> [Exercise instructions]
Quote all lines below exactly. Images stay out.

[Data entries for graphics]
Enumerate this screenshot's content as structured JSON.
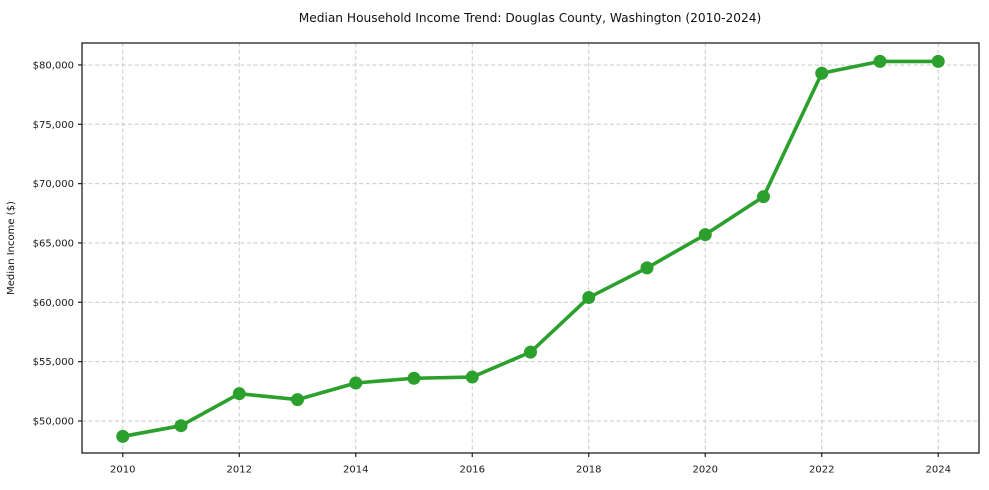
{
  "chart_data": {
    "type": "line",
    "title": "Median Household Income Trend: Douglas County, Washington (2010-2024)",
    "ylabel": "Median Income ($)",
    "x": [
      2010,
      2011,
      2012,
      2013,
      2014,
      2015,
      2016,
      2017,
      2018,
      2019,
      2020,
      2021,
      2022,
      2023,
      2024
    ],
    "values": [
      48700,
      49600,
      52300,
      51800,
      53200,
      53600,
      53700,
      55800,
      60400,
      62900,
      65700,
      68900,
      79300,
      80300,
      80300
    ],
    "series_name": "Median household income",
    "x_ticks": [
      2010,
      2012,
      2014,
      2016,
      2018,
      2020,
      2022,
      2024
    ],
    "x_tick_labels": [
      "2010",
      "2012",
      "2014",
      "2016",
      "2018",
      "2020",
      "2022",
      "2024"
    ],
    "y_ticks": [
      50000,
      55000,
      60000,
      65000,
      70000,
      75000,
      80000
    ],
    "y_tick_labels": [
      "$50,000",
      "$55,000",
      "$60,000",
      "$65,000",
      "$70,000",
      "$75,000",
      "$80,000"
    ],
    "xlim": [
      2009.3,
      2024.7
    ],
    "ylim": [
      47300,
      81850
    ],
    "grid": true,
    "grid_style": "dashed",
    "legend": false,
    "marker": "circle",
    "colors": {
      "line": "#2ca02c",
      "marker": "#2ca02c",
      "grid": "#c9c9c9",
      "spine": "#1f1f1f",
      "text": "#111111",
      "background": "#ffffff"
    }
  }
}
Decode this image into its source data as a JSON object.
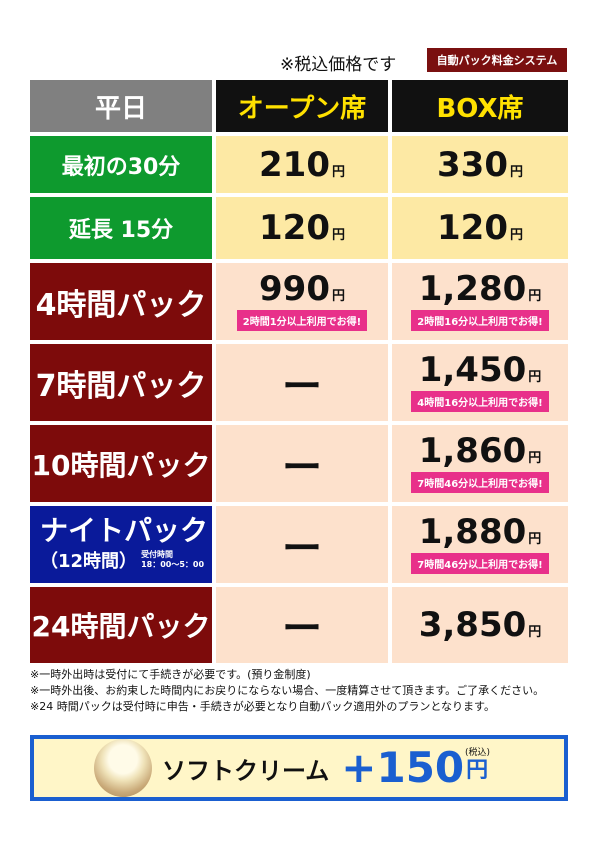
{
  "tax_note": "※税込価格です",
  "system_badge": "自動パック料金システム",
  "header": {
    "plan": "平日",
    "open": "オープン席",
    "box": "BOX席"
  },
  "rows": [
    {
      "label": "最初の30分",
      "open_price": "210",
      "open_yen": "円",
      "box_price": "330",
      "box_yen": "円"
    },
    {
      "label": "延長 15分",
      "open_price": "120",
      "open_yen": "円",
      "box_price": "120",
      "box_yen": "円"
    },
    {
      "label": "4時間パック",
      "open_price": "990",
      "open_yen": "円",
      "open_deal": "2時間1分以上利用でお得!",
      "box_price": "1,280",
      "box_yen": "円",
      "box_deal": "2時間16分以上利用でお得!"
    },
    {
      "label": "7時間パック",
      "open_dash": "ー",
      "box_price": "1,450",
      "box_yen": "円",
      "box_deal": "4時間16分以上利用でお得!"
    },
    {
      "label": "10時間パック",
      "open_dash": "ー",
      "box_price": "1,860",
      "box_yen": "円",
      "box_deal": "7時間46分以上利用でお得!"
    },
    {
      "label": "ナイトパック",
      "sublabel": "（12時間）",
      "reception_label": "受付時間",
      "reception_time": "18：00〜5：00",
      "open_dash": "ー",
      "box_price": "1,880",
      "box_yen": "円",
      "box_deal": "7時間46分以上利用でお得!"
    },
    {
      "label": "24時間パック",
      "open_dash": "ー",
      "box_price": "3,850",
      "box_yen": "円"
    }
  ],
  "footnotes": [
    "※一時外出時は受付にて手続きが必要です。(預り金制度)",
    "※一時外出後、お約束した時間内にお戻りにならない場合、一度精算させて頂きます。ご了承ください。",
    "※24 時間パックは受付時に申告・手続きが必要となり自動パック適用外のプランとなります。"
  ],
  "soft_cream": {
    "label": "ソフトクリーム",
    "price": "+150",
    "yen": "円",
    "tax": "(税込)"
  },
  "colors": {
    "green": "#0e9a2e",
    "maroon": "#7d0b0b",
    "navy": "#0a1a9a",
    "yellow_cell": "#fde9a4",
    "peach_cell": "#fde1cc",
    "deal_pink": "#e8308a",
    "header_yellow": "#ffe100",
    "cream_blue": "#1a5fd0"
  }
}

> [In response]
Enumerate this screenshot's content as structured JSON.
{
  "chart_data": {
    "type": "line",
    "title": "Median Household Income Trend: Douglas County, Washington (2010-2024)",
    "ylabel": "Median Income ($)",
    "x": [
      2010,
      2011,
      2012,
      2013,
      2014,
      2015,
      2016,
      2017,
      2018,
      2019,
      2020,
      2021,
      2022,
      2023,
      2024
    ],
    "values": [
      48700,
      49600,
      52300,
      51800,
      53200,
      53600,
      53700,
      55800,
      60400,
      62900,
      65700,
      68900,
      79300,
      80300,
      80300
    ],
    "series_name": "Median household income",
    "x_ticks": [
      2010,
      2012,
      2014,
      2016,
      2018,
      2020,
      2022,
      2024
    ],
    "x_tick_labels": [
      "2010",
      "2012",
      "2014",
      "2016",
      "2018",
      "2020",
      "2022",
      "2024"
    ],
    "y_ticks": [
      50000,
      55000,
      60000,
      65000,
      70000,
      75000,
      80000
    ],
    "y_tick_labels": [
      "$50,000",
      "$55,000",
      "$60,000",
      "$65,000",
      "$70,000",
      "$75,000",
      "$80,000"
    ],
    "xlim": [
      2009.3,
      2024.7
    ],
    "ylim": [
      47300,
      81850
    ],
    "grid": true,
    "grid_style": "dashed",
    "legend": false,
    "marker": "circle",
    "colors": {
      "line": "#2ca02c",
      "marker": "#2ca02c",
      "grid": "#c9c9c9",
      "spine": "#1f1f1f",
      "text": "#111111",
      "background": "#ffffff"
    }
  }
}
Decode this image into its source data as a JSON object.
{
  "tax_note": "※税込価格です",
  "system_badge": "自動パック料金システム",
  "header": {
    "plan": "平日",
    "open": "オープン席",
    "box": "BOX席"
  },
  "rows": [
    {
      "label": "最初の30分",
      "open_price": "210",
      "open_yen": "円",
      "box_price": "330",
      "box_yen": "円"
    },
    {
      "label": "延長 15分",
      "open_price": "120",
      "open_yen": "円",
      "box_price": "120",
      "box_yen": "円"
    },
    {
      "label": "4時間パック",
      "open_price": "990",
      "open_yen": "円",
      "open_deal": "2時間1分以上利用でお得!",
      "box_price": "1,280",
      "box_yen": "円",
      "box_deal": "2時間16分以上利用でお得!"
    },
    {
      "label": "7時間パック",
      "open_dash": "ー",
      "box_price": "1,450",
      "box_yen": "円",
      "box_deal": "4時間16分以上利用でお得!"
    },
    {
      "label": "10時間パック",
      "open_dash": "ー",
      "box_price": "1,860",
      "box_yen": "円",
      "box_deal": "7時間46分以上利用でお得!"
    },
    {
      "label": "ナイトパック",
      "sublabel": "（12時間）",
      "reception_label": "受付時間",
      "reception_time": "18：00〜5：00",
      "open_dash": "ー",
      "box_price": "1,880",
      "box_yen": "円",
      "box_deal": "7時間46分以上利用でお得!"
    },
    {
      "label": "24時間パック",
      "open_dash": "ー",
      "box_price": "3,850",
      "box_yen": "円"
    }
  ],
  "footnotes": [
    "※一時外出時は受付にて手続きが必要です。(預り金制度)",
    "※一時外出後、お約束した時間内にお戻りにならない場合、一度精算させて頂きます。ご了承ください。",
    "※24 時間パックは受付時に申告・手続きが必要となり自動パック適用外のプランとなります。"
  ],
  "soft_cream": {
    "label": "ソフトクリーム",
    "price": "+150",
    "yen": "円",
    "tax": "(税込)"
  },
  "colors": {
    "green": "#0e9a2e",
    "maroon": "#7d0b0b",
    "navy": "#0a1a9a",
    "yellow_cell": "#fde9a4",
    "peach_cell": "#fde1cc",
    "deal_pink": "#e8308a",
    "header_yellow": "#ffe100",
    "cream_blue": "#1a5fd0"
  }
}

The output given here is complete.